**WORK TO BE COMPLETED**
Scan the listing that follows and report how many lines contain "search". Write the number alone.

━━━

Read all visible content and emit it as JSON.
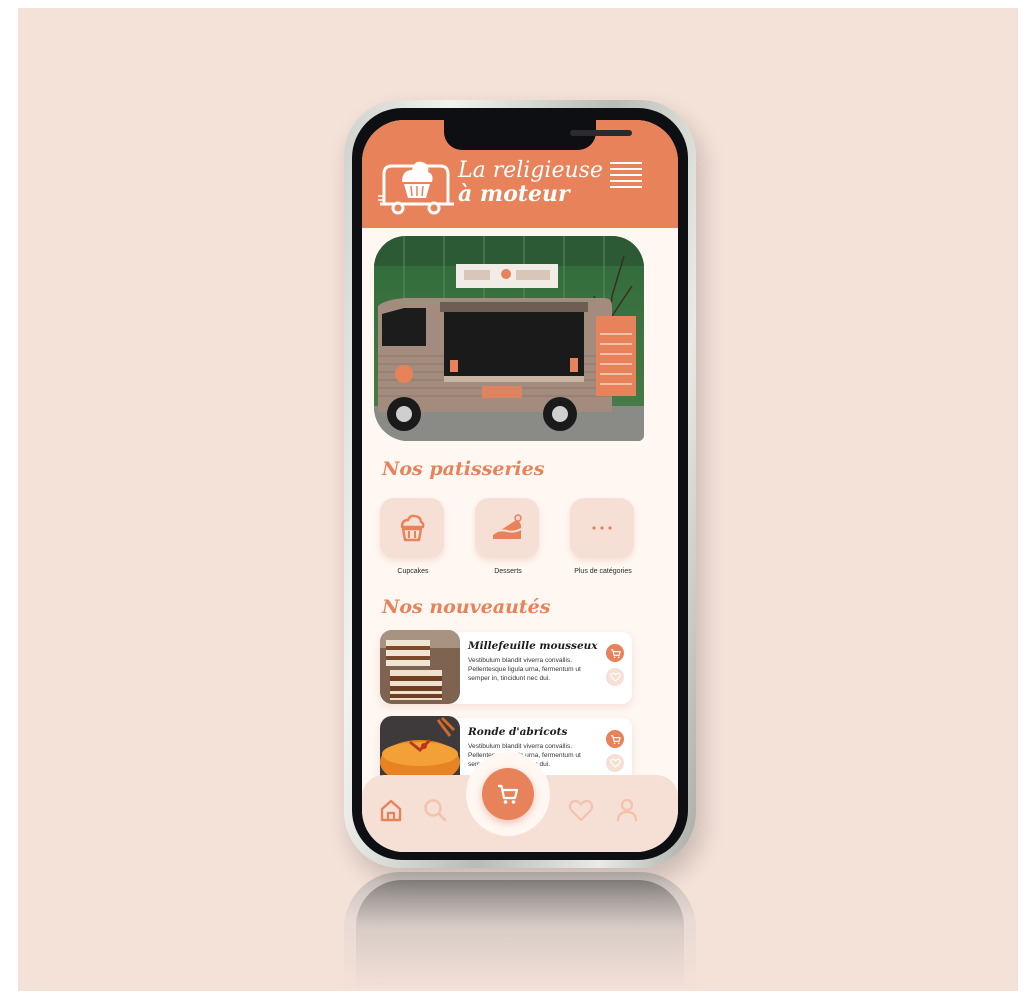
{
  "app": {
    "brand_line1": "La religieuse",
    "brand_line2": "à moteur"
  },
  "colors": {
    "accent": "#e8825a",
    "tile": "#f6dfd4",
    "screen_bg": "#fff7f2",
    "backdrop": "#f4e1d8"
  },
  "header": {
    "logo_icon": "cupcake-truck-logo",
    "menu_icon": "hamburger-menu-icon"
  },
  "sections": {
    "pastries_title": "Nos patisseries",
    "news_title": "Nos nouveautés"
  },
  "categories": [
    {
      "label": "Cupcakes",
      "icon": "cupcake-icon"
    },
    {
      "label": "Desserts",
      "icon": "cake-slice-icon"
    },
    {
      "label": "Plus de catégories",
      "icon": "more-dots-icon"
    }
  ],
  "products": [
    {
      "name": "Millefeuille mousseux",
      "description": "Vestibulum blandit viverra convallis. Pellentesque ligula urna, fermentum ut semper in, tincidunt nec dui."
    },
    {
      "name": "Ronde d'abricots",
      "description": "Vestibulum blandit viverra convallis. Pellentesque ligula urna, fermentum ut semper in, tincidunt nec dui."
    }
  ],
  "tabbar": {
    "items": [
      "home-icon",
      "search-icon",
      "cart-icon",
      "heart-icon",
      "user-icon"
    ],
    "active": "home-icon"
  }
}
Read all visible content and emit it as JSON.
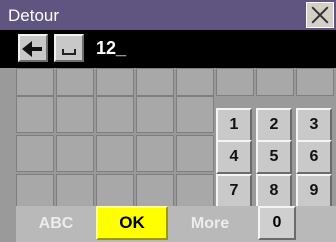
{
  "window": {
    "title": "Detour",
    "close_icon": "close-icon"
  },
  "entry": {
    "backspace_icon": "backspace-arrow-icon",
    "space_icon": "space-icon",
    "text": "12_"
  },
  "keypad": {
    "row1": [
      "1",
      "2",
      "3"
    ],
    "row2": [
      "4",
      "5",
      "6"
    ],
    "row3": [
      "7",
      "8",
      "9"
    ]
  },
  "bottom": {
    "abc": "ABC",
    "ok": "OK",
    "more": "More",
    "zero": "0"
  },
  "colors": {
    "title_bar": "#5f5580",
    "ok_button": "#ffff00",
    "entry_bar": "#000000"
  }
}
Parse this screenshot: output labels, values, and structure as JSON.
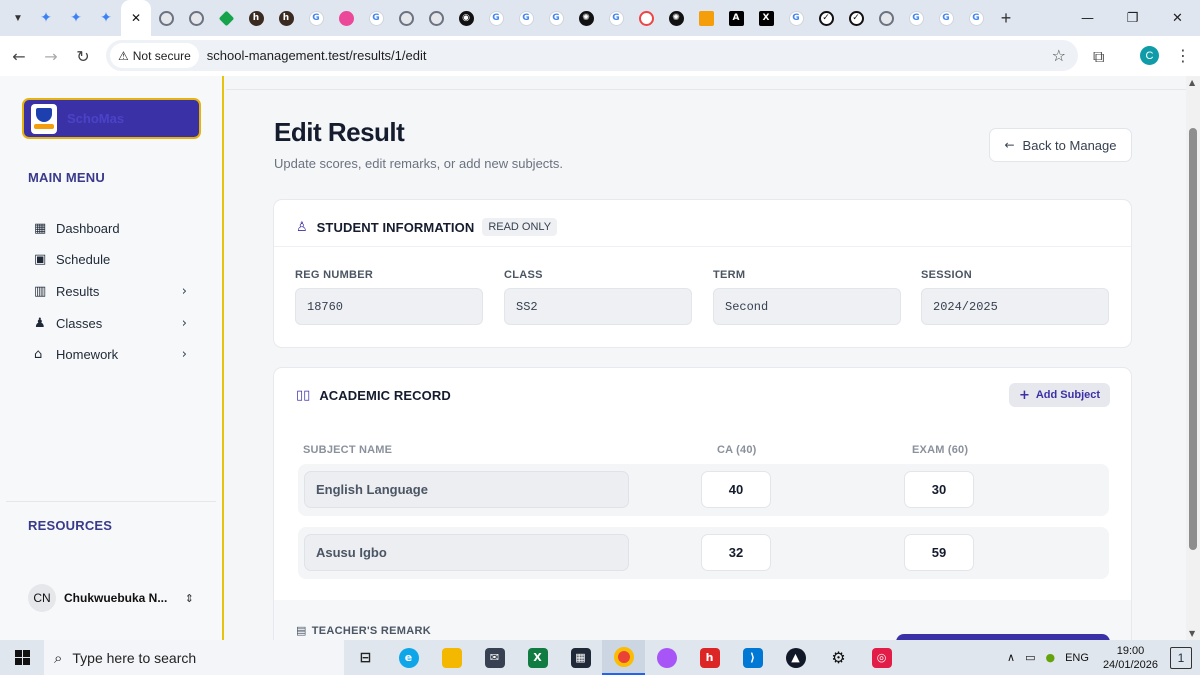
{
  "browser": {
    "tabs": [
      {
        "icon": "gemini-icon"
      },
      {
        "icon": "gemini-icon"
      },
      {
        "icon": "gemini-icon"
      },
      {
        "icon": "active-tab",
        "active": true
      },
      {
        "icon": "globe-icon"
      },
      {
        "icon": "globe-icon"
      },
      {
        "icon": "diamond-icon"
      },
      {
        "icon": "dark-app-icon"
      },
      {
        "icon": "dark-app-icon"
      },
      {
        "icon": "google-icon"
      },
      {
        "icon": "dribbble-icon"
      },
      {
        "icon": "google-icon"
      },
      {
        "icon": "globe-icon"
      },
      {
        "icon": "globe-icon"
      },
      {
        "icon": "github-icon"
      },
      {
        "icon": "google-icon"
      },
      {
        "icon": "google-icon"
      },
      {
        "icon": "google-icon"
      },
      {
        "icon": "openai-icon"
      },
      {
        "icon": "google-icon"
      },
      {
        "icon": "target-icon"
      },
      {
        "icon": "openai-icon"
      },
      {
        "icon": "book-icon"
      },
      {
        "icon": "artifact-icon"
      },
      {
        "icon": "x-icon"
      },
      {
        "icon": "google-icon"
      },
      {
        "icon": "check-icon"
      },
      {
        "icon": "check-icon"
      },
      {
        "icon": "globe-icon"
      },
      {
        "icon": "google-icon"
      },
      {
        "icon": "google-icon"
      },
      {
        "icon": "google-icon"
      }
    ],
    "security_label": "Not secure",
    "url": "school-management.test/results/1/edit",
    "profile_initial": "C"
  },
  "sidebar": {
    "brand": "SchoMas",
    "main_menu_label": "MAIN MENU",
    "items": [
      {
        "label": "Dashboard",
        "icon": "grid-icon",
        "has_children": false
      },
      {
        "label": "Schedule",
        "icon": "calendar-icon",
        "has_children": false
      },
      {
        "label": "Results",
        "icon": "bar-chart-icon",
        "has_children": true
      },
      {
        "label": "Classes",
        "icon": "users-icon",
        "has_children": true
      },
      {
        "label": "Homework",
        "icon": "home-icon",
        "has_children": true
      }
    ],
    "resources_label": "RESOURCES",
    "user": {
      "initials": "CN",
      "name": "Chukwuebuka N..."
    }
  },
  "page": {
    "title": "Edit Result",
    "subtitle": "Update scores, edit remarks, or add new subjects.",
    "back_label": "Back to Manage"
  },
  "student_info": {
    "title": "STUDENT INFORMATION",
    "badge": "READ ONLY",
    "fields": [
      {
        "label": "REG NUMBER",
        "value": "18760"
      },
      {
        "label": "CLASS",
        "value": "SS2"
      },
      {
        "label": "TERM",
        "value": "Second"
      },
      {
        "label": "SESSION",
        "value": "2024/2025"
      }
    ]
  },
  "academic": {
    "title": "ACADEMIC RECORD",
    "add_label": "Add Subject",
    "columns": [
      "SUBJECT NAME",
      "CA (40)",
      "EXAM (60)"
    ],
    "rows": [
      {
        "subject": "English Language",
        "ca": "40",
        "exam": "30"
      },
      {
        "subject": "Asusu Igbo",
        "ca": "32",
        "exam": "59"
      }
    ],
    "remark_label": "TEACHER'S REMARK"
  },
  "taskbar": {
    "search_placeholder": "Type here to search",
    "language": "ENG",
    "time": "19:00",
    "date": "24/01/2026",
    "notification_count": "1"
  }
}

━━━

**SOLUTION TO THE EXERCISE**
2